- _GIVEN TASK_
Wherever the word "Legionowie" shows up in a line, please copy that line.

-------- GIVEN INFORMATION --------

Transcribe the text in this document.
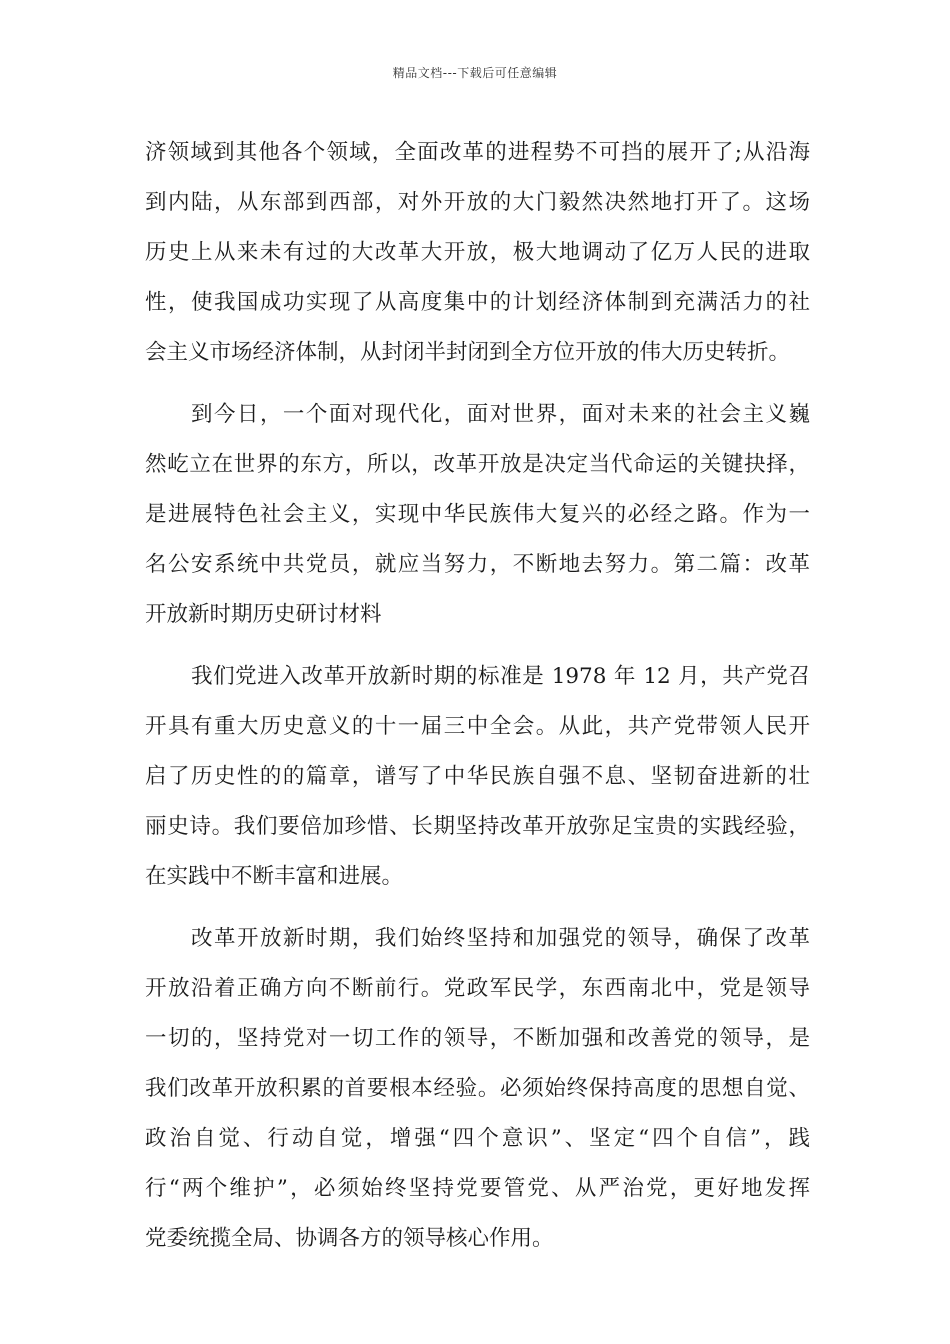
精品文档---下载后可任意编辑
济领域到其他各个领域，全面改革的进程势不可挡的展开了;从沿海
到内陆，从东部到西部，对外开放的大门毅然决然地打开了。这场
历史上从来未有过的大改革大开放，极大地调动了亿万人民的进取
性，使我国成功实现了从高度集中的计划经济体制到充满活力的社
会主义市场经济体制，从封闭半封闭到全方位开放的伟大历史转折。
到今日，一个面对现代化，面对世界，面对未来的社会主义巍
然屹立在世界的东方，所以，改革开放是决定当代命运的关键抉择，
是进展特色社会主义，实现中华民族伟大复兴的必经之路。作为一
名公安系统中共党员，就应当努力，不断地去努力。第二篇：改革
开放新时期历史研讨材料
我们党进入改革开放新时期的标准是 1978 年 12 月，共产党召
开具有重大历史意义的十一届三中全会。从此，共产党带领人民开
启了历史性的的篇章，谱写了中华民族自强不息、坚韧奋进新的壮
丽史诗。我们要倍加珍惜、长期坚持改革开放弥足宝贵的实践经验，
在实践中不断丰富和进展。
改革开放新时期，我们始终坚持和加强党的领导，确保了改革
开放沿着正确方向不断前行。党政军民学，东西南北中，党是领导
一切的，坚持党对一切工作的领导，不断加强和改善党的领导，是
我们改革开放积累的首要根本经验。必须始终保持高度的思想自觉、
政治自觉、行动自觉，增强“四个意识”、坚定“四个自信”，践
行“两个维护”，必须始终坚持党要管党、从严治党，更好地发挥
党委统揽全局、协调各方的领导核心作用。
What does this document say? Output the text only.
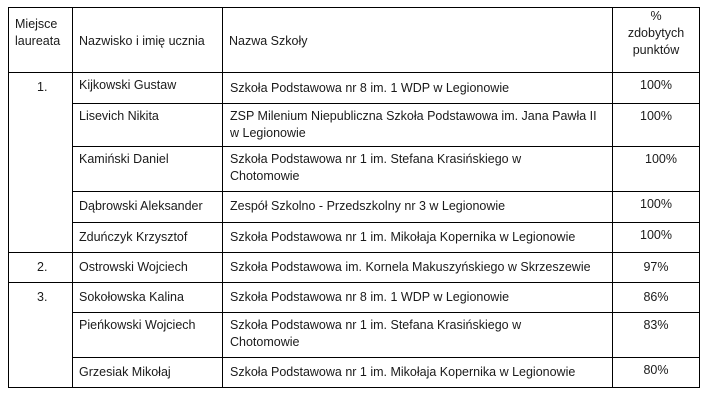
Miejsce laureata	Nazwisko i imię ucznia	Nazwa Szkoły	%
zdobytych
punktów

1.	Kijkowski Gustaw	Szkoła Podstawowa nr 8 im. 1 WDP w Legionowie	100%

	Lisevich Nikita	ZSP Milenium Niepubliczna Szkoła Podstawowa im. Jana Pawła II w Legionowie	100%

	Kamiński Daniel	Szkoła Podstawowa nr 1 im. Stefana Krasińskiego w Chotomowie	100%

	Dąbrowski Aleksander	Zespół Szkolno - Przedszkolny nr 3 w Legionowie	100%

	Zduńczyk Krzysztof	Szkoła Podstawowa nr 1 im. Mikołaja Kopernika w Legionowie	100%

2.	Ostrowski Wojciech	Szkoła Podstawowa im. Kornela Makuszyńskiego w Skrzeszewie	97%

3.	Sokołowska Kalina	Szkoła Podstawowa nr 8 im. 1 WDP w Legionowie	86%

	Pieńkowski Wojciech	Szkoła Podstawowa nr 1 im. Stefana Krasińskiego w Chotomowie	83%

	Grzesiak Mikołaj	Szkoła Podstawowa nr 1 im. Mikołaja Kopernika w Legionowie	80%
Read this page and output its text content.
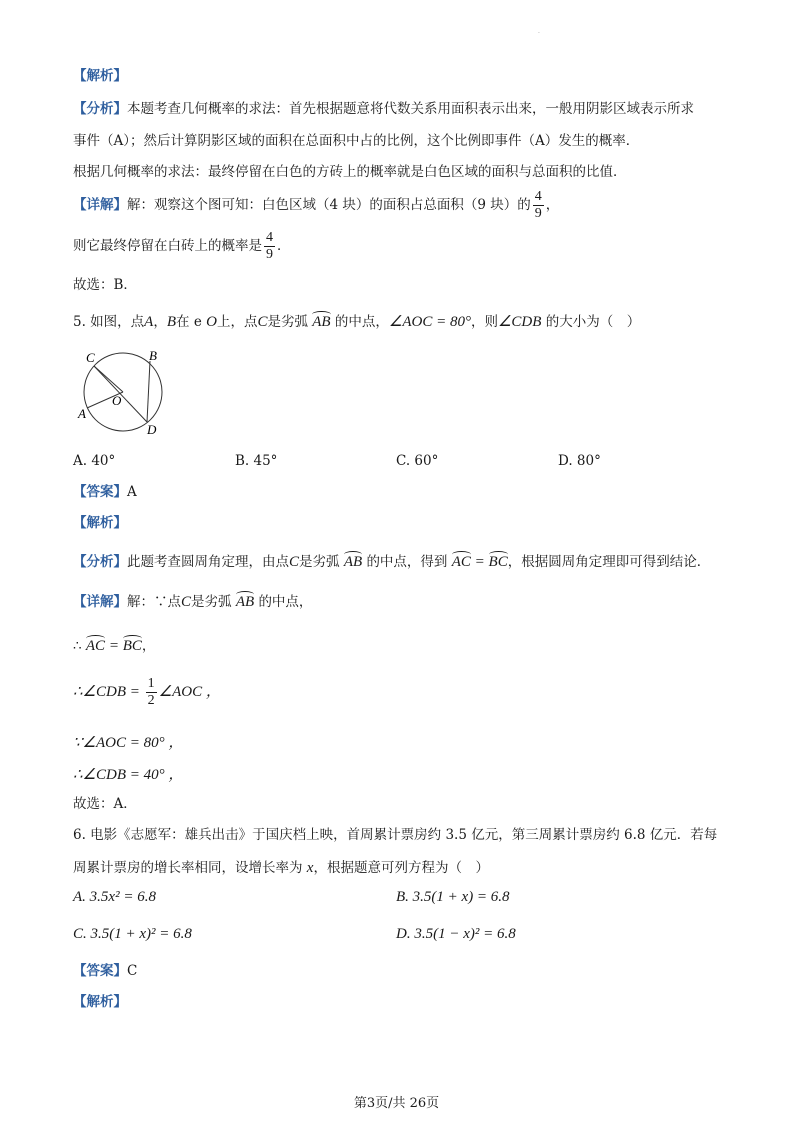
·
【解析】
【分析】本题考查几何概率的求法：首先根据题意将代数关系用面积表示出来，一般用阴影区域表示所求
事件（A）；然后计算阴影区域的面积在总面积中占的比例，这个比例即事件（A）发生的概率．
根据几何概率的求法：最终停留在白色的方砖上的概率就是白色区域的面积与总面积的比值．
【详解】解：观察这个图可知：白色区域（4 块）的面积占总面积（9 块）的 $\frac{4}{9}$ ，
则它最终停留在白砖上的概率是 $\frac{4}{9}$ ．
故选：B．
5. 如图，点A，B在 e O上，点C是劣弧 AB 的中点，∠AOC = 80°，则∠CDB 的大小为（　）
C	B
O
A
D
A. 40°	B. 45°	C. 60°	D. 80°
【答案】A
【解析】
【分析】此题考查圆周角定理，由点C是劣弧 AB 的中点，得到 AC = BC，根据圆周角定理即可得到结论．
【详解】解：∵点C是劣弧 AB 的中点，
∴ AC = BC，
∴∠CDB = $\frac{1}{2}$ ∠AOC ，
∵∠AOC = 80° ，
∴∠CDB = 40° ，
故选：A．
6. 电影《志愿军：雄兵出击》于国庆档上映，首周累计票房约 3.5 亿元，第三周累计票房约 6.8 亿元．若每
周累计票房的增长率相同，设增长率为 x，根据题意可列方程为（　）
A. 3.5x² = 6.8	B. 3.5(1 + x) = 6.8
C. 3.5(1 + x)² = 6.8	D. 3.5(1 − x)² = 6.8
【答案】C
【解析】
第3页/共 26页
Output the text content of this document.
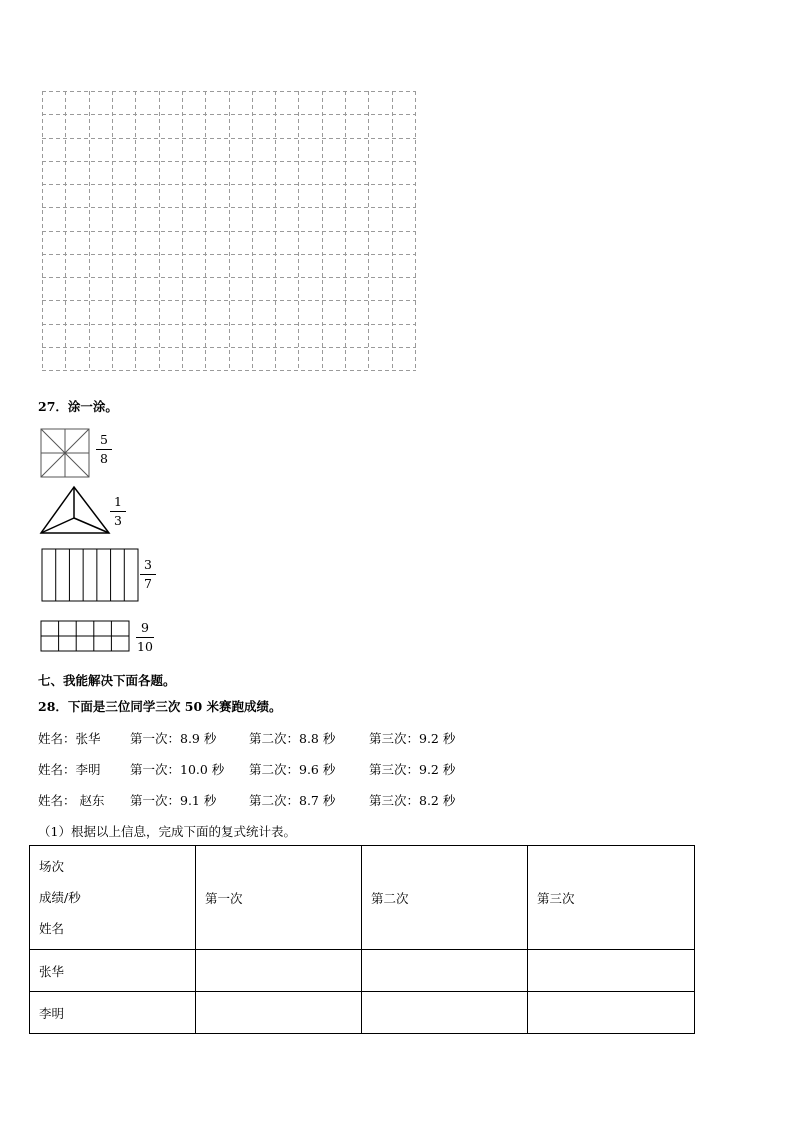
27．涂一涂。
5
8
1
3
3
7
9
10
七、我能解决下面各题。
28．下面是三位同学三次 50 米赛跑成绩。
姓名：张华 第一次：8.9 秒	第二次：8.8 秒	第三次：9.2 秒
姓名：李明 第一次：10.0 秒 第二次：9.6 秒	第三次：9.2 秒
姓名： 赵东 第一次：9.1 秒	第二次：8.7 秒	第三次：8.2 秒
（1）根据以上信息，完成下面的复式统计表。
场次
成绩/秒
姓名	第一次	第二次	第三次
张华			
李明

--------

- _RESULT OF THE EXERCISE_
1.	Kijkowski Gustaw	Szkoła Podstawowa nr 8 im. 1 WDP w Legionowie	100%
	Lisevich Nikita	ZSP Milenium Niepubliczna Szkoła Podstawowa im. Jana Pawła II w Legionowie	100%
	Dąbrowski Aleksander	Zespół Szkolno - Przedszkolny nr 3 w Legionowie	100%
	Zduńczyk Krzysztof	Szkoła Podstawowa nr 1 im. Mikołaja Kopernika w Legionowie	100%
3.	Sokołowska Kalina	Szkoła Podstawowa nr 8 im. 1 WDP w Legionowie	86%
	Grzesiak Mikołaj	Szkoła Podstawowa nr 1 im. Mikołaja Kopernika w Legionowie	80%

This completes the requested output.